◆ **THE PROBLEM**
Find how many lines contain the word "Detection" and state that number alone.

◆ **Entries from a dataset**
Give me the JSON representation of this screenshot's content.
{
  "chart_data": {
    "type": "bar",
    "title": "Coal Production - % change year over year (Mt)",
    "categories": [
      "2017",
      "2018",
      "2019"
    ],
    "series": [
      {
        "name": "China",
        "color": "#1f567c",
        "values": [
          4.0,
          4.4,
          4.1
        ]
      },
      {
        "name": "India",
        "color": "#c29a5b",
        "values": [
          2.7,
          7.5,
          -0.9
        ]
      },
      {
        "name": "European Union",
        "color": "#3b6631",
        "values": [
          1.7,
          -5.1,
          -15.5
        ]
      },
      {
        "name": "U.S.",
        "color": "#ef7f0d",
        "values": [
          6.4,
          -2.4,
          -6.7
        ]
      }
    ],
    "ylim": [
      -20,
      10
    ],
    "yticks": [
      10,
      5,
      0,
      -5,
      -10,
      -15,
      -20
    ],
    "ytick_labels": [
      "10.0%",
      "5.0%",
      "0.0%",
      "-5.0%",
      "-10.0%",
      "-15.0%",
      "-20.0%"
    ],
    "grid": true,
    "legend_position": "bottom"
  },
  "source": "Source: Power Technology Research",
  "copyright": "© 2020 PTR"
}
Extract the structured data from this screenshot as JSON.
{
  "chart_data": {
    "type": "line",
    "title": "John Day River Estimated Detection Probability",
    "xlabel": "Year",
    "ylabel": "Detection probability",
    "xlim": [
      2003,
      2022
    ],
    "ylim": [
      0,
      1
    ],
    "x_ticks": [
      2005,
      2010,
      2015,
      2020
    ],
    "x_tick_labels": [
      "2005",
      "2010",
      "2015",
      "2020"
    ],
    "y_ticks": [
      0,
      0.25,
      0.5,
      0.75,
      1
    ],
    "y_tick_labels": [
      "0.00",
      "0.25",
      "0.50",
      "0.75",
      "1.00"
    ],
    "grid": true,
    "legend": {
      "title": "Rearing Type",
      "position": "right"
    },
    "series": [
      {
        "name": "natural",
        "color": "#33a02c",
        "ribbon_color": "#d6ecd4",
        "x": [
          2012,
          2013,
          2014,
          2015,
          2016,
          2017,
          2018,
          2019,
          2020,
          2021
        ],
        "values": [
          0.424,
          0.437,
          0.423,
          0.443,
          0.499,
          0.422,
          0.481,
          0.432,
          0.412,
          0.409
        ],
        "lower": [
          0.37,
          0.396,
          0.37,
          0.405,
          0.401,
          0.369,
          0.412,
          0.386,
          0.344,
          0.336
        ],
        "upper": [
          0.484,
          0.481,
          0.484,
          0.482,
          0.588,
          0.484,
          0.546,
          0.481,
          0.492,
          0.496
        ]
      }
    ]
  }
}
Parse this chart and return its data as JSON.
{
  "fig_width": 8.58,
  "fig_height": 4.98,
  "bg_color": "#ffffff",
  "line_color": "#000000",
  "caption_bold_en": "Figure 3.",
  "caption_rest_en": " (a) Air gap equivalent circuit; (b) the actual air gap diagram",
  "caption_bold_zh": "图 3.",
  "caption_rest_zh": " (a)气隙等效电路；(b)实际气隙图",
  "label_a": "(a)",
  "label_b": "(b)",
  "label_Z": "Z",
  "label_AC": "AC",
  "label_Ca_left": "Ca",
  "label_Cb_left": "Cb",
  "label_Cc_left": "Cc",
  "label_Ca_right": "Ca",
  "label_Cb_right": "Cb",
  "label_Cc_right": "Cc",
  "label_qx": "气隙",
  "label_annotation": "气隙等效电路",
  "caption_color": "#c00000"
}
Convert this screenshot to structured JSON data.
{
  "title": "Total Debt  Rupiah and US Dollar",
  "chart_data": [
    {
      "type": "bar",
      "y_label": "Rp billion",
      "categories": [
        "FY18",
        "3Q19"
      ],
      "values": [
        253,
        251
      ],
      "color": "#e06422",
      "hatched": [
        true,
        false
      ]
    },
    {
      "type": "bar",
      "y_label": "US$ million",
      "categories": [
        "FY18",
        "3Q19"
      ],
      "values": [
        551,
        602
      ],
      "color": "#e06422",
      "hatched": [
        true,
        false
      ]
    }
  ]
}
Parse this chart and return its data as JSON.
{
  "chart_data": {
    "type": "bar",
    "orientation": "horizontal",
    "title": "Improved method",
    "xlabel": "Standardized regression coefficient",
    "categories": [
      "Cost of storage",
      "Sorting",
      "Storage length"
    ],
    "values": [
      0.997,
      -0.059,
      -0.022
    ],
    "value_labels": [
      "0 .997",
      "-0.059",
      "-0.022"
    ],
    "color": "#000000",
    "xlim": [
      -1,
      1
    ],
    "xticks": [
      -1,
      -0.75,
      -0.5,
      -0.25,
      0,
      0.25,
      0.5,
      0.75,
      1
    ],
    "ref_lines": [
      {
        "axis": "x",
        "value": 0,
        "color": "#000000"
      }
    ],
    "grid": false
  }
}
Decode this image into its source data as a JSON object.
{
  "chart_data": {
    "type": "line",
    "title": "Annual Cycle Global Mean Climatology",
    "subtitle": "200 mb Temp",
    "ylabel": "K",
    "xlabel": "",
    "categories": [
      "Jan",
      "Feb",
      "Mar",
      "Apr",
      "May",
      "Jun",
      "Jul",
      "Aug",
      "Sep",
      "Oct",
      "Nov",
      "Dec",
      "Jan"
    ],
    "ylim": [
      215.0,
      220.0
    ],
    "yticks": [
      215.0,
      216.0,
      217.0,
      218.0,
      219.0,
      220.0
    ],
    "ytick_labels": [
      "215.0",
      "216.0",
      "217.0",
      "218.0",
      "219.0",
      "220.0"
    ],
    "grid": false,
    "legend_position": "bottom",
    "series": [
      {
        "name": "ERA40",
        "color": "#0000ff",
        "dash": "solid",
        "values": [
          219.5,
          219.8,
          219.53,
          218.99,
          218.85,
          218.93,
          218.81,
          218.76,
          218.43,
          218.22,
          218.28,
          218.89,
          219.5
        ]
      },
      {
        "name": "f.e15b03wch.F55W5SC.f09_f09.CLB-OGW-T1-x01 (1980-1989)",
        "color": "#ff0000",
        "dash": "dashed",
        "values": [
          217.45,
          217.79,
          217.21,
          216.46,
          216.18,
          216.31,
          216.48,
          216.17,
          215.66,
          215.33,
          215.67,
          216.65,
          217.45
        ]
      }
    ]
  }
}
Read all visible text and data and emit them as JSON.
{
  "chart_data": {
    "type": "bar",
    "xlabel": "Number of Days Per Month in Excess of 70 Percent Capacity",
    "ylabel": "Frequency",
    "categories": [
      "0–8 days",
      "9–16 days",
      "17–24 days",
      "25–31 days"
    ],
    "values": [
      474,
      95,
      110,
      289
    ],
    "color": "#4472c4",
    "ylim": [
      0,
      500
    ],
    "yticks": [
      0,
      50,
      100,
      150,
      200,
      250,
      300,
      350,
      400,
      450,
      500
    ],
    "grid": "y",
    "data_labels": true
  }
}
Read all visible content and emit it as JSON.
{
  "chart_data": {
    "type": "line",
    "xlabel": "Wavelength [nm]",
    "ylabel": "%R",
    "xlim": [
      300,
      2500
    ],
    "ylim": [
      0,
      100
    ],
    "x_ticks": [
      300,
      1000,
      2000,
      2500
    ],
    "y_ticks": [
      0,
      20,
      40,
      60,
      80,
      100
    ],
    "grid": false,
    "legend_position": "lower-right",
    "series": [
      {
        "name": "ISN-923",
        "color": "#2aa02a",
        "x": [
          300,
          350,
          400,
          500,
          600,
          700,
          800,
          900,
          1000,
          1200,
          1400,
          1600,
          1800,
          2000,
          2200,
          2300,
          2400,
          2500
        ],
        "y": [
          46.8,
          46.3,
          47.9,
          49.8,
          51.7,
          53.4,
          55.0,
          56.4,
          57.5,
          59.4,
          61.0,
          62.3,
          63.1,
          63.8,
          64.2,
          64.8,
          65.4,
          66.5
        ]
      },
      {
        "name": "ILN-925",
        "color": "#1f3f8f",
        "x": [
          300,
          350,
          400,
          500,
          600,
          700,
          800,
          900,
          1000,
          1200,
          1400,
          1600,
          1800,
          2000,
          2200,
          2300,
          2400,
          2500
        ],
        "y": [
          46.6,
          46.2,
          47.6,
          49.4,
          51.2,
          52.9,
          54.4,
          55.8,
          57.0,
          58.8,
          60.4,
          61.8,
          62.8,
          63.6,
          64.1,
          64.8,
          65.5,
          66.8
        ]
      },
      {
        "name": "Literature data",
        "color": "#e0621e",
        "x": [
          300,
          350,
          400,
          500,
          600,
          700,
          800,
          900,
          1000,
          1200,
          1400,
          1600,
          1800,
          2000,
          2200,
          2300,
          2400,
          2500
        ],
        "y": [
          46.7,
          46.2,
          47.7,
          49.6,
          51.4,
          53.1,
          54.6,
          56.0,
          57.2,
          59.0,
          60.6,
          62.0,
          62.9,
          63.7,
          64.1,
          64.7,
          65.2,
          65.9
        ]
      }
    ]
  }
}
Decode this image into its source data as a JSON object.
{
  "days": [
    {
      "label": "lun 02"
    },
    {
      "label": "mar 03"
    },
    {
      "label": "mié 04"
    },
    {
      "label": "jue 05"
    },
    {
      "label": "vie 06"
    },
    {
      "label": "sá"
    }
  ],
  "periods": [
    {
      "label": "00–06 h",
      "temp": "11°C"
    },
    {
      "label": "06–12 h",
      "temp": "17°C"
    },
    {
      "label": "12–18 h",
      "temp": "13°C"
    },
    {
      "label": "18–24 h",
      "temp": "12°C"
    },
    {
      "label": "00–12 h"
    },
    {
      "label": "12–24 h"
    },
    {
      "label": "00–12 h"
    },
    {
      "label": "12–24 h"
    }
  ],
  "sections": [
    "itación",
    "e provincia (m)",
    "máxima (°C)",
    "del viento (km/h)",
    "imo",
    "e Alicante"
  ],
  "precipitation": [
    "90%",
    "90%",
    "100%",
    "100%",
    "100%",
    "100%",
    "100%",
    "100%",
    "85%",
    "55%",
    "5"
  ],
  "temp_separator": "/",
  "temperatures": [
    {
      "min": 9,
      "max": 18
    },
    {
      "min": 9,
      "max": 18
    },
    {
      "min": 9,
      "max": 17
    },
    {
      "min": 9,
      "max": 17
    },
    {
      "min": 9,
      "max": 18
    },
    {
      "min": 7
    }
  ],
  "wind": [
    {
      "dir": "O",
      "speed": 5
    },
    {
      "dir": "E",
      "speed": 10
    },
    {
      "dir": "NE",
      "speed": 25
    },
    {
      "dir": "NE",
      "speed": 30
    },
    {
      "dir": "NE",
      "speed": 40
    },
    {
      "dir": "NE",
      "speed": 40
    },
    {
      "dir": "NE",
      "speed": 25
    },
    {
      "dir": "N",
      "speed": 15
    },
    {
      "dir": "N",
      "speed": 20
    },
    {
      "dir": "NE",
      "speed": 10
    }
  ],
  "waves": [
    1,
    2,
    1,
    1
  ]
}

◆ **TASK ANSWER**
2